-- YOUR OBJECTIVE --
Where a line contains the word "kind", copy that line.
#####
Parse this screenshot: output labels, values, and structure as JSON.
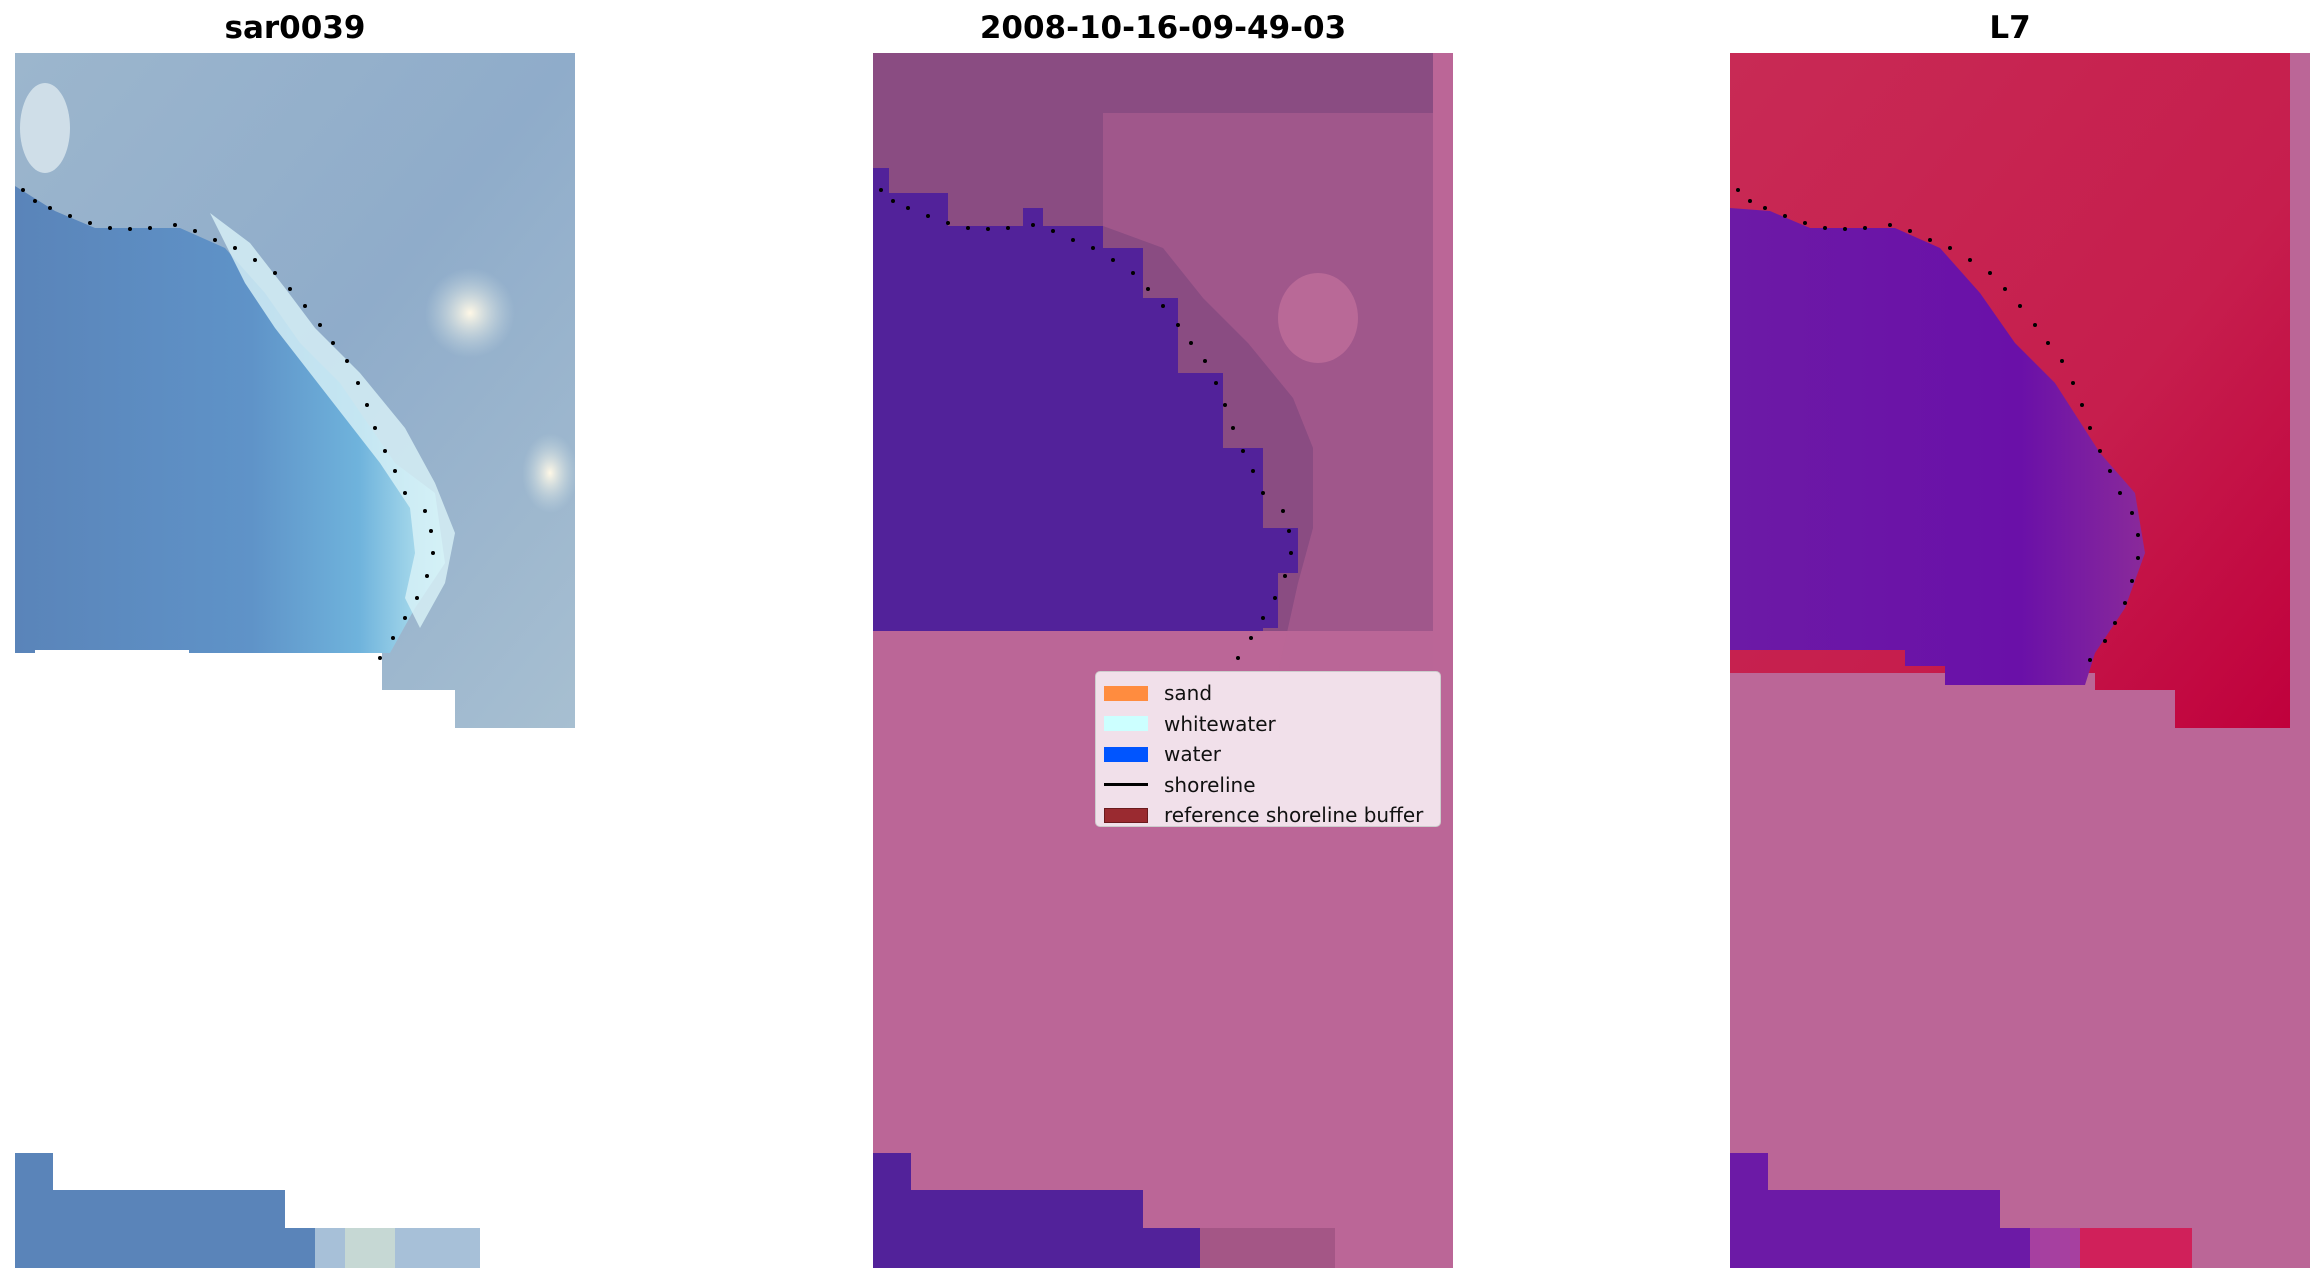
{
  "figure": {
    "panels": [
      {
        "title": "sar0039",
        "kind": "rgb"
      },
      {
        "title": "2008-10-16-09-49-03",
        "kind": "classified"
      },
      {
        "title": "L7",
        "kind": "mndwi"
      }
    ]
  },
  "legend": {
    "items": [
      {
        "label": "sand",
        "type": "patch",
        "color": "#ff8c3f"
      },
      {
        "label": "whitewater",
        "type": "patch",
        "color": "#ccffff"
      },
      {
        "label": "water",
        "type": "patch",
        "color": "#0055ff"
      },
      {
        "label": "shoreline",
        "type": "line",
        "color": "#000000"
      },
      {
        "label": "reference shoreline buffer",
        "type": "patch",
        "color": "#9a2a30"
      }
    ]
  },
  "colors": {
    "rgb_water": "#5b86bb",
    "rgb_land": "#8faecb",
    "rgb_whitewater": "#e6f7fb",
    "class_water": "#52229a",
    "class_buffer": "#bb6697",
    "class_land": "#8a4c82",
    "mndwi_water": "#6a16a4",
    "mndwi_land": "#c81e4e",
    "mndwi_buffer": "#bb6697",
    "shoreline": "#000000"
  }
}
#####
-- CORRECT OUTPUT --
        "kind": "rgb"
        "kind": "classified"
        "kind": "mndwi"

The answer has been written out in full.